# The input
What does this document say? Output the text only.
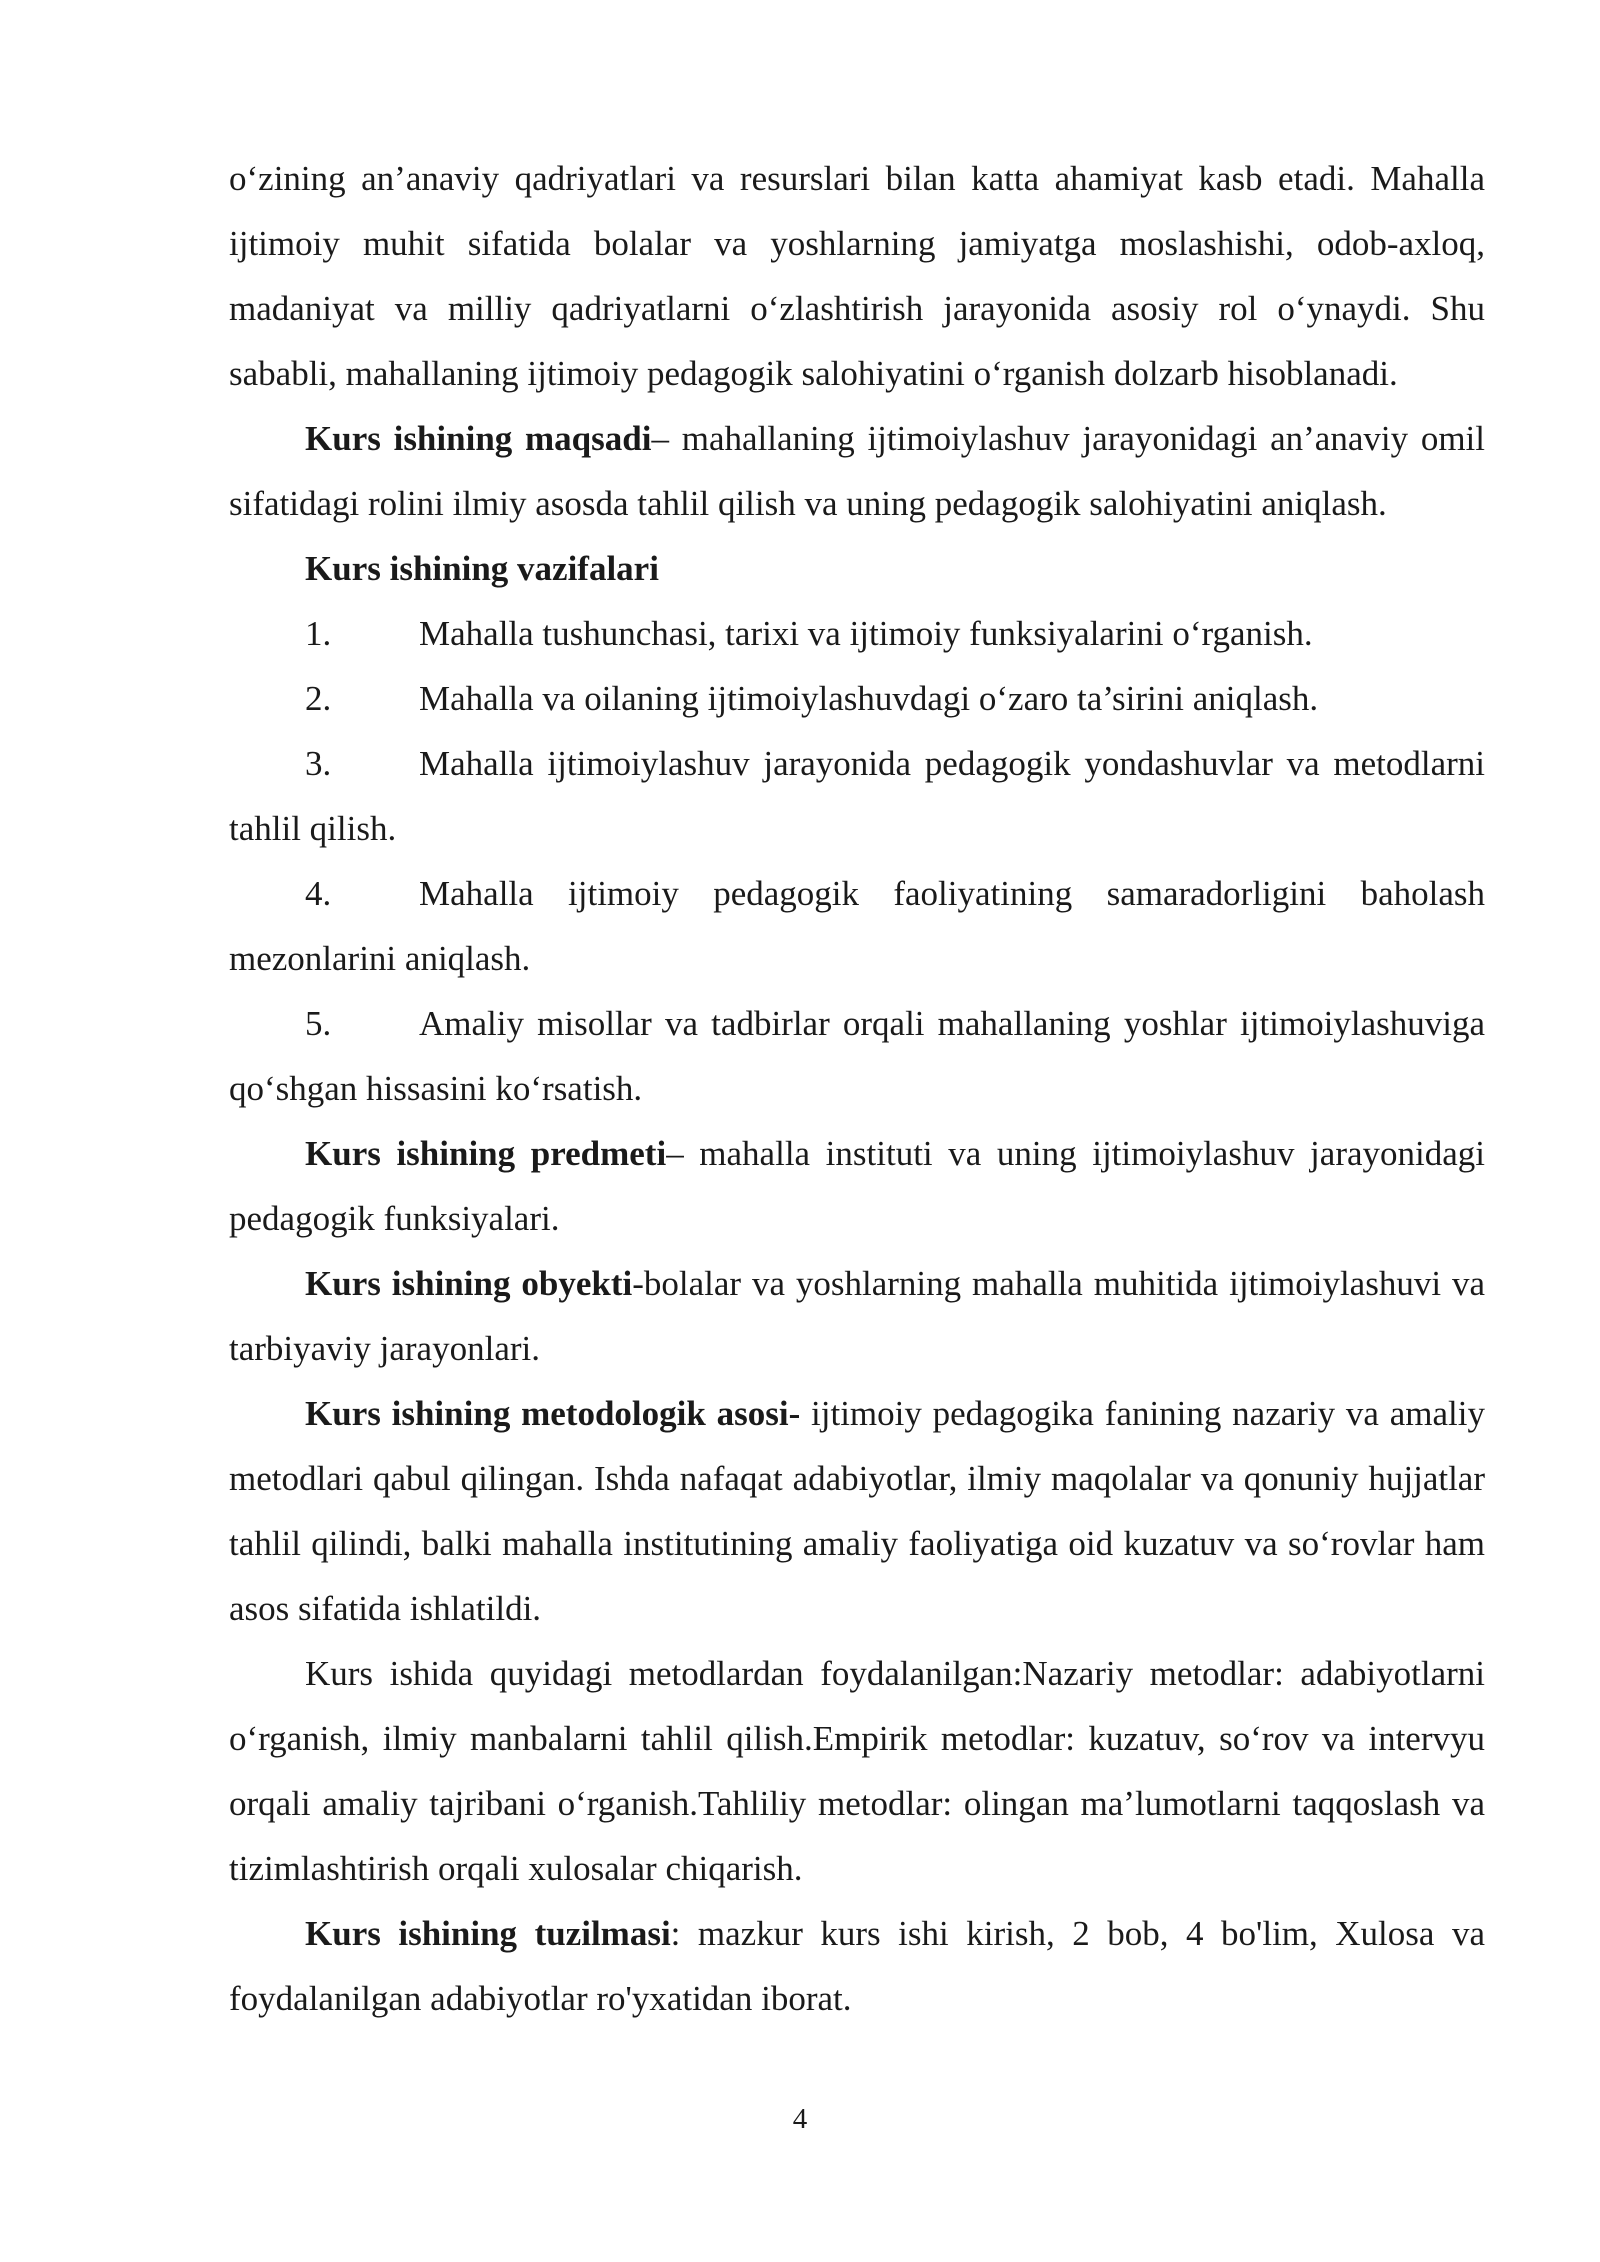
o‘zining an’anaviy qadriyatlari va resurslari bilan katta ahamiyat kasb etadi. Mahalla ijtimoiy muhit sifatida bolalar va yoshlarning jamiyatga moslashishi, odob-axloq, madaniyat va milliy qadriyatlarni o‘zlashtirish jarayonida asosiy rol o‘ynaydi. Shu sababli, mahallaning ijtimoiy pedagogik salohiyatini o‘rganish dolzarb hisoblanadi.

Kurs ishining maqsadi– mahallaning ijtimoiylashuv jarayonidagi an’anaviy omil sifatidagi rolini ilmiy asosda tahlil qilish va uning pedagogik salohiyatini aniqlash.

Kurs ishining vazifalari

1.	Mahalla tushunchasi, tarixi va ijtimoiy funksiyalarini o‘rganish.

2.	Mahalla va oilaning ijtimoiylashuvdagi o‘zaro ta’sirini aniqlash.

3.	Mahalla ijtimoiylashuv jarayonida pedagogik yondashuvlar va metodlarni tahlil qilish.

4.	Mahalla ijtimoiy pedagogik faoliyatining samaradorligini baholash mezonlarini aniqlash.

5.	Amaliy misollar va tadbirlar orqali mahallaning yoshlar ijtimoiylashuviga qo‘shgan hissasini ko‘rsatish.

Kurs ishining predmeti– mahalla instituti va uning ijtimoiylashuv jarayonidagi pedagogik funksiyalari.

Kurs ishining obyekti-bolalar va yoshlarning mahalla muhitida ijtimoiylashuvi va tarbiyaviy jarayonlari.

Kurs ishining metodologik asosi- ijtimoiy pedagogika fanining nazariy va amaliy metodlari qabul qilingan. Ishda nafaqat adabiyotlar, ilmiy maqolalar va qonuniy hujjatlar tahlil qilindi, balki mahalla institutining amaliy faoliyatiga oid kuzatuv va so‘rovlar ham asos sifatida ishlatildi.

Kurs ishida quyidagi metodlardan foydalanilgan:Nazariy metodlar: adabiyotlarni o‘rganish, ilmiy manbalarni tahlil qilish.Empirik metodlar: kuzatuv, so‘rov va intervyu orqali amaliy tajribani o‘rganish.Tahliliy metodlar: olingan ma’lumotlarni taqqoslash va tizimlashtirish orqali xulosalar chiqarish.

Kurs ishining tuzilmasi: mazkur kurs ishi kirish, 2 bob, 4 bo'lim, Xulosa va foydalanilgan adabiyotlar ro'yxatidan iborat.

4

# Short problem
Output the records above exactly as they are, leaving out the pictures.

# The reply
What does this document say? Output the text only.
o‘zining an’anaviy qadriyatlari va resurslari bilan katta ahamiyat kasb etadi. Mahalla ijtimoiy muhit sifatida bolalar va yoshlarning jamiyatga moslashishi, odob-axloq, madaniyat va milliy qadriyatlarni o‘zlashtirish jarayonida asosiy rol o‘ynaydi. Shu sababli, mahallaning ijtimoiy pedagogik salohiyatini o‘rganish dolzarb hisoblanadi.

Kurs ishining maqsadi– mahallaning ijtimoiylashuv jarayonidagi an’anaviy omil sifatidagi rolini ilmiy asosda tahlil qilish va uning pedagogik salohiyatini aniqlash.

Kurs ishining vazifalari

1.	Mahalla tushunchasi, tarixi va ijtimoiy funksiyalarini o‘rganish.

2.	Mahalla va oilaning ijtimoiylashuvdagi o‘zaro ta’sirini aniqlash.

3.	Mahalla ijtimoiylashuv jarayonida pedagogik yondashuvlar va metodlarni tahlil qilish.

4.	Mahalla ijtimoiy pedagogik faoliyatining samaradorligini baholash mezonlarini aniqlash.

5.	Amaliy misollar va tadbirlar orqali mahallaning yoshlar ijtimoiylashuviga qo‘shgan hissasini ko‘rsatish.

Kurs ishining predmeti– mahalla instituti va uning ijtimoiylashuv jarayonidagi pedagogik funksiyalari.

Kurs ishining obyekti-bolalar va yoshlarning mahalla muhitida ijtimoiylashuvi va tarbiyaviy jarayonlari.

Kurs ishining metodologik asosi- ijtimoiy pedagogika fanining nazariy va amaliy metodlari qabul qilingan. Ishda nafaqat adabiyotlar, ilmiy maqolalar va qonuniy hujjatlar tahlil qilindi, balki mahalla institutining amaliy faoliyatiga oid kuzatuv va so‘rovlar ham asos sifatida ishlatildi.

Kurs ishida quyidagi metodlardan foydalanilgan:Nazariy metodlar: adabiyotlarni o‘rganish, ilmiy manbalarni tahlil qilish.Empirik metodlar: kuzatuv, so‘rov va intervyu orqali amaliy tajribani o‘rganish.Tahliliy metodlar: olingan ma’lumotlarni taqqoslash va tizimlashtirish orqali xulosalar chiqarish.

Kurs ishining tuzilmasi: mazkur kurs ishi kirish, 2 bob, 4 bo'lim, Xulosa va foydalanilgan adabiyotlar ro'yxatidan iborat.

4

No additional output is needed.